### WHAT TO PRODUCE
Produce a verbatim transcription of the records below, beginning at the line containing "Transcribe the text in this document." and ending at the final line; include only those lines.

[Items listed in a dataset]
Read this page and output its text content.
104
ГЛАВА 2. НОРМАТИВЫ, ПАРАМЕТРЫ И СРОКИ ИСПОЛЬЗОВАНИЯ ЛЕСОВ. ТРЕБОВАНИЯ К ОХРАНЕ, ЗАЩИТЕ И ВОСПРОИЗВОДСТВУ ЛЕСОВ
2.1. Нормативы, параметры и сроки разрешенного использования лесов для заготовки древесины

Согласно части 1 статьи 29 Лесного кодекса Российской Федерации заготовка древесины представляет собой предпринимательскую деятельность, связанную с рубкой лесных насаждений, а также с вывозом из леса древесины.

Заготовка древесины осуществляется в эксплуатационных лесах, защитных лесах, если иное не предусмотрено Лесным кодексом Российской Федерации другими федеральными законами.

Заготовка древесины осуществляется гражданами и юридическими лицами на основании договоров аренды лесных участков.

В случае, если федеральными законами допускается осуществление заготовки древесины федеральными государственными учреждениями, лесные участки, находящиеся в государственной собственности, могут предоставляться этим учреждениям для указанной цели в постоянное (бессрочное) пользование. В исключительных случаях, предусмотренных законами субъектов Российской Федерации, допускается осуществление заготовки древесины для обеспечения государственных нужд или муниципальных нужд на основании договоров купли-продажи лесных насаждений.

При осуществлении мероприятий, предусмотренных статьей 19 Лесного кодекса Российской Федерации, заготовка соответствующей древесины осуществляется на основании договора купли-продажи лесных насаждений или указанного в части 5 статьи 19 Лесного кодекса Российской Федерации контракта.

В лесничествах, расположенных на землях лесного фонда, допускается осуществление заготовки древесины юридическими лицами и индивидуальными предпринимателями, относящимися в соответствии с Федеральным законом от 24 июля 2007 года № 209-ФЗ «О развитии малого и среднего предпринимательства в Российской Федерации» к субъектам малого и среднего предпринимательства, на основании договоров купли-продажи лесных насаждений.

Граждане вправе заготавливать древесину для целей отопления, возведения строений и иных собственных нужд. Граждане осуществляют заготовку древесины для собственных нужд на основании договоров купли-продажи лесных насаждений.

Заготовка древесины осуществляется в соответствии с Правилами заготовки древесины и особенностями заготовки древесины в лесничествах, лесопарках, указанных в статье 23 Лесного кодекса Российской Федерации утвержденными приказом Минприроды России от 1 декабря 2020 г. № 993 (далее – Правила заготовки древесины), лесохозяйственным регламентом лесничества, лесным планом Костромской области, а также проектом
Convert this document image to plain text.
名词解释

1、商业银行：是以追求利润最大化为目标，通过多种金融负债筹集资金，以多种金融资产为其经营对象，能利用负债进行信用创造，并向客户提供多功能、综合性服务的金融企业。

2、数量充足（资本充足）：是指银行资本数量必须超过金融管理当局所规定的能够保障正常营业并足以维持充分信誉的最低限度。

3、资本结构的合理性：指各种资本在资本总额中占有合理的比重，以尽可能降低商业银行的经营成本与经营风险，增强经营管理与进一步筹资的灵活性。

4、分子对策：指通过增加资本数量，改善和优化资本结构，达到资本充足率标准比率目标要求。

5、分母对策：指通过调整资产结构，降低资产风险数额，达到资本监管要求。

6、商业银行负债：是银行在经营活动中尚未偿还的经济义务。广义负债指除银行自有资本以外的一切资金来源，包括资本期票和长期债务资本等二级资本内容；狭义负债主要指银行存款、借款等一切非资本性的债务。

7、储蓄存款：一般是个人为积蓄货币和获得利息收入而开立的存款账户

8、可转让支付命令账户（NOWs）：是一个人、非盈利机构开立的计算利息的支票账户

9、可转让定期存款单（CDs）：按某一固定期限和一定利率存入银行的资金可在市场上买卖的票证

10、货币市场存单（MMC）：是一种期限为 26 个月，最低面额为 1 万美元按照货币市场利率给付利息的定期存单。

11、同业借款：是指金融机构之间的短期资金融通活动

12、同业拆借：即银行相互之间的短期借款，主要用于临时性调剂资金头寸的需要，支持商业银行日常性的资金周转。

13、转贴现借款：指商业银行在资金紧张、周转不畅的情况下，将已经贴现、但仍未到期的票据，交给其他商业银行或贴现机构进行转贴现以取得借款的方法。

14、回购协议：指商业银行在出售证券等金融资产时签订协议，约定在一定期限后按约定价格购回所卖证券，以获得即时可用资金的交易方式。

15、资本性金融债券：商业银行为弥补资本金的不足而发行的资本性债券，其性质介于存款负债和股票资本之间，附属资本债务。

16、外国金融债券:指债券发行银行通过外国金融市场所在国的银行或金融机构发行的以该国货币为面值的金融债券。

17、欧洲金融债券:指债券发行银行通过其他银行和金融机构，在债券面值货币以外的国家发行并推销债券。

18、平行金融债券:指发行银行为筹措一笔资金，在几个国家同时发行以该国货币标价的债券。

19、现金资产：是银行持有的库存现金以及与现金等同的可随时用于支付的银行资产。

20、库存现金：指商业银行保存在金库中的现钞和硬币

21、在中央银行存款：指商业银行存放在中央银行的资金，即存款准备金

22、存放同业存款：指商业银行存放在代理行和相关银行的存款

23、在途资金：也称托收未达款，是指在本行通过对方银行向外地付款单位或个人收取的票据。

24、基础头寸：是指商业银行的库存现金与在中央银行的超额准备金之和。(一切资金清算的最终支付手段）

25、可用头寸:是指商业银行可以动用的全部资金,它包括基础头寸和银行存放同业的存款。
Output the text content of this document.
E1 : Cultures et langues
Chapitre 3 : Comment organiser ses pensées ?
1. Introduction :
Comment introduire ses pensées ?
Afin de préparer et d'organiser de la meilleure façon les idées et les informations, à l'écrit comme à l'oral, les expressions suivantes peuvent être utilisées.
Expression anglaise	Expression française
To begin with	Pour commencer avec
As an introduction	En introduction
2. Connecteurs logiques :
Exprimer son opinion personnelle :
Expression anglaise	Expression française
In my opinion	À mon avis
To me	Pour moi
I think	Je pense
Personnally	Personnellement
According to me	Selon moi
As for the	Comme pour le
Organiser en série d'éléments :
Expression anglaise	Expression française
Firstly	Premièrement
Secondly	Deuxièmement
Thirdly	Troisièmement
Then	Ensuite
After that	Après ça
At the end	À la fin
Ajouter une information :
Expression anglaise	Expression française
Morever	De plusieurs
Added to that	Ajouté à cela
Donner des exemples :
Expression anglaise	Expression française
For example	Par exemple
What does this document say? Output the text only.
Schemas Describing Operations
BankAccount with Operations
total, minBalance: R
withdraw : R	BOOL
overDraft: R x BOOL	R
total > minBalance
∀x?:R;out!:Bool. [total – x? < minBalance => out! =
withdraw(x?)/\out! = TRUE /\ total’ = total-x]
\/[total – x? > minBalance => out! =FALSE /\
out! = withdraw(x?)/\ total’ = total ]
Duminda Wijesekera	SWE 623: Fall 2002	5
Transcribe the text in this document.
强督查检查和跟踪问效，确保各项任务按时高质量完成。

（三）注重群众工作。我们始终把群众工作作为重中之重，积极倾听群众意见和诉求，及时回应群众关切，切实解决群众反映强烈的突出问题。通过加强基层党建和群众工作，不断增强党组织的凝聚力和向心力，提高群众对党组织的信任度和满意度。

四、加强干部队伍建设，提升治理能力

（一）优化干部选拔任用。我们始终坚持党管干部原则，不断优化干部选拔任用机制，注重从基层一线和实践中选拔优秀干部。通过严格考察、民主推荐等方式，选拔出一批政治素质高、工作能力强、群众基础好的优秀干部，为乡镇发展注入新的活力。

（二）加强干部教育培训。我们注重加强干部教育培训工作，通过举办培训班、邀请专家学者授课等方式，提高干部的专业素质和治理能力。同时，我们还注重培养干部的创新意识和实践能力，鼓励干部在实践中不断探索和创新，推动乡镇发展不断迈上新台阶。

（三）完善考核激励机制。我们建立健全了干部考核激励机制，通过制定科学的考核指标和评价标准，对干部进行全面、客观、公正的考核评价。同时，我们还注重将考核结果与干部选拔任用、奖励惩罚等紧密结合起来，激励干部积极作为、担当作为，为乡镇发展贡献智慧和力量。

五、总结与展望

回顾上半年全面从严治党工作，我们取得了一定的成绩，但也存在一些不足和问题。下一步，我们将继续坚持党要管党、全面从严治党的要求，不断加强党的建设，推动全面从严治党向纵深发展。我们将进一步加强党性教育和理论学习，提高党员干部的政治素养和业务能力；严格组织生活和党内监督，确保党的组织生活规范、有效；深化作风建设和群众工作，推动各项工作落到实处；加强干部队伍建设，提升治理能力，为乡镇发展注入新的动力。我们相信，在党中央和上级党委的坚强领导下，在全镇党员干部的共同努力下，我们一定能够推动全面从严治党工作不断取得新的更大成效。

### TASK RESULT
Transcribe the text in this document.
强督查检查和跟踪问效，确保各项任务按时高质量完成。

（三）注重群众工作。我们始终把群众工作作为重中之重，积极倾听群众意见和诉求，及时回应群众关切，切实解决群众反映强烈的突出问题。通过加强基层党建和群众工作，不断增强党组织的凝聚力和向心力，提高群众对党组织的信任度和满意度。

四、加强干部队伍建设，提升治理能力

（一）优化干部选拔任用。我们始终坚持党管干部原则，不断优化干部选拔任用机制，注重从基层一线和实践中选拔优秀干部。通过严格考察、民主推荐等方式，选拔出一批政治素质高、工作能力强、群众基础好的优秀干部，为乡镇发展注入新的活力。

（二）加强干部教育培训。我们注重加强干部教育培训工作，通过举办培训班、邀请专家学者授课等方式，提高干部的专业素质和治理能力。同时，我们还注重培养干部的创新意识和实践能力，鼓励干部在实践中不断探索和创新，推动乡镇发展不断迈上新台阶。

（三）完善考核激励机制。我们建立健全了干部考核激励机制，通过制定科学的考核指标和评价标准，对干部进行全面、客观、公正的考核评价。同时，我们还注重将考核结果与干部选拔任用、奖励惩罚等紧密结合起来，激励干部积极作为、担当作为，为乡镇发展贡献智慧和力量。

五、总结与展望

回顾上半年全面从严治党工作，我们取得了一定的成绩，但也存在一些不足和问题。下一步，我们将继续坚持党要管党、全面从严治党的要求，不断加强党的建设，推动全面从严治党向纵深发展。我们将进一步加强党性教育和理论学习，提高党员干部的政治素养和业务能力；严格组织生活和党内监督，确保党的组织生活规范、有效；深化作风建设和群众工作，推动各项工作落到实处；加强干部队伍建设，提升治理能力，为乡镇发展注入新的动力。我们相信，在党中央和上级党委的坚强领导下，在全镇党员干部的共同努力下，我们一定能够推动全面从严治党工作不断取得新的更大成效。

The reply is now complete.